To do> Omit the images, then print each record below exactly as it reads.

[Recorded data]
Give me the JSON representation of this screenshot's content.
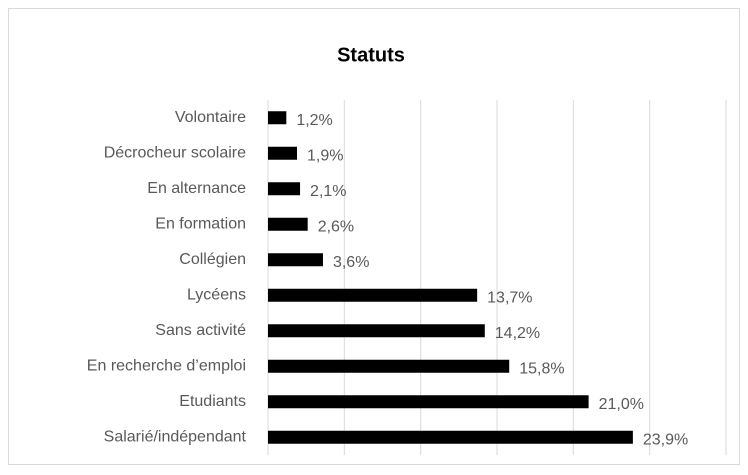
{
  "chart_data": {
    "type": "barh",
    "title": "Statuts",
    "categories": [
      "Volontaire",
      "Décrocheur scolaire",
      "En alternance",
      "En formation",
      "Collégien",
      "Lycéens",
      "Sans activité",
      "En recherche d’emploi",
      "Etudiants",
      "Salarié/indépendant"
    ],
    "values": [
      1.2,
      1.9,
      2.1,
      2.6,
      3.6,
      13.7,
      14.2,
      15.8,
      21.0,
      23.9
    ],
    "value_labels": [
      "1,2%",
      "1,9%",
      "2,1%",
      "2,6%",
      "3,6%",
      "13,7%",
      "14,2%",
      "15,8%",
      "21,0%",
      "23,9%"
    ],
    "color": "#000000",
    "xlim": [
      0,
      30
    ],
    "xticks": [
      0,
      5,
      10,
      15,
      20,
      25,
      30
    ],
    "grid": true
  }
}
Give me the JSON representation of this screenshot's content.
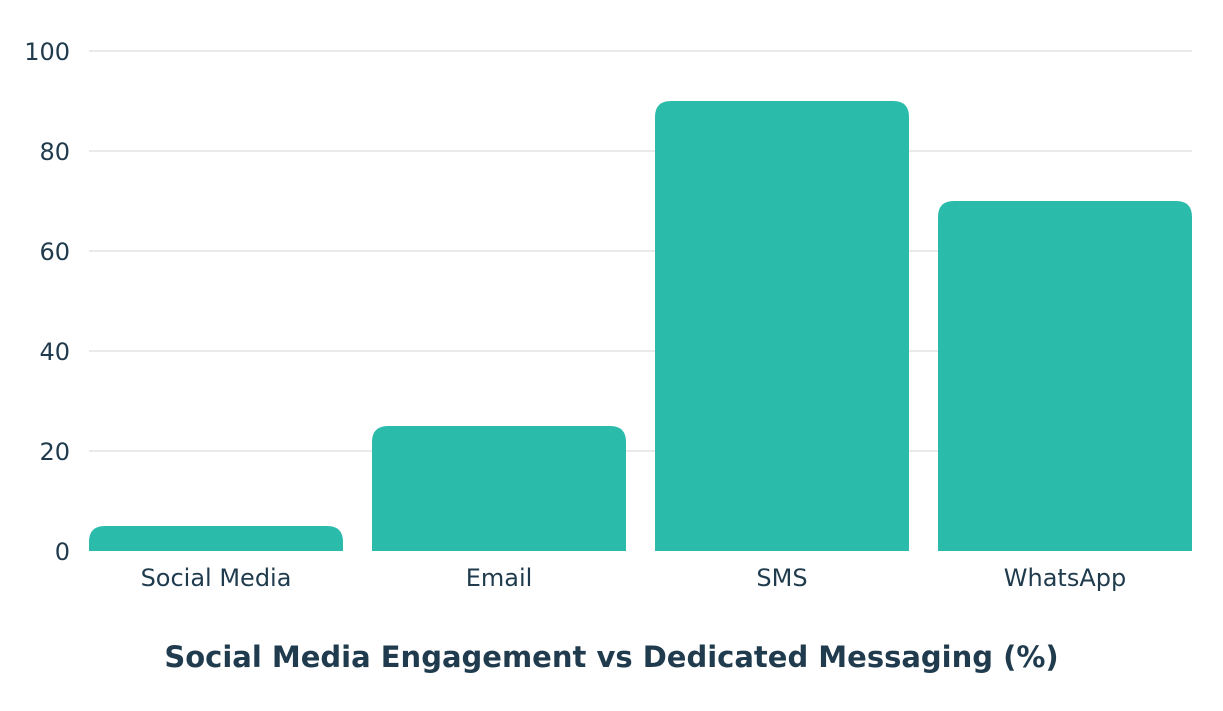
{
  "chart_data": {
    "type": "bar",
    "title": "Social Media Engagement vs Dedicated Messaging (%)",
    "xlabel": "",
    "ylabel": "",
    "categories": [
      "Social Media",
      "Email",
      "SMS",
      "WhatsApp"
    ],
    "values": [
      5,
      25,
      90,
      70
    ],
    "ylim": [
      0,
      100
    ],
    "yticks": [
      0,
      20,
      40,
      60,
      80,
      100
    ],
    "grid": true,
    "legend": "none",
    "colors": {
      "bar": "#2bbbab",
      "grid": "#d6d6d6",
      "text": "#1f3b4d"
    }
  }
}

Result below>
Give me the JSON representation of this screenshot's content.
{
  "chart_data": {
    "type": "barh",
    "title": "Statuts",
    "categories": [
      "Volontaire",
      "Décrocheur scolaire",
      "En alternance",
      "En formation",
      "Collégien",
      "Lycéens",
      "Sans activité",
      "En recherche d’emploi",
      "Etudiants",
      "Salarié/indépendant"
    ],
    "values": [
      1.2,
      1.9,
      2.1,
      2.6,
      3.6,
      13.7,
      14.2,
      15.8,
      21.0,
      23.9
    ],
    "value_labels": [
      "1,2%",
      "1,9%",
      "2,1%",
      "2,6%",
      "3,6%",
      "13,7%",
      "14,2%",
      "15,8%",
      "21,0%",
      "23,9%"
    ],
    "color": "#000000",
    "xlim": [
      0,
      30
    ],
    "xticks": [
      0,
      5,
      10,
      15,
      20,
      25,
      30
    ],
    "grid": true
  }
}
Give me the JSON representation of this screenshot's content.
{
  "chart_data": {
    "type": "bar",
    "title": "Social Media Engagement vs Dedicated Messaging (%)",
    "xlabel": "",
    "ylabel": "",
    "categories": [
      "Social Media",
      "Email",
      "SMS",
      "WhatsApp"
    ],
    "values": [
      5,
      25,
      90,
      70
    ],
    "ylim": [
      0,
      100
    ],
    "yticks": [
      0,
      20,
      40,
      60,
      80,
      100
    ],
    "grid": true,
    "legend": "none",
    "colors": {
      "bar": "#2bbbab",
      "grid": "#d6d6d6",
      "text": "#1f3b4d"
    }
  }
}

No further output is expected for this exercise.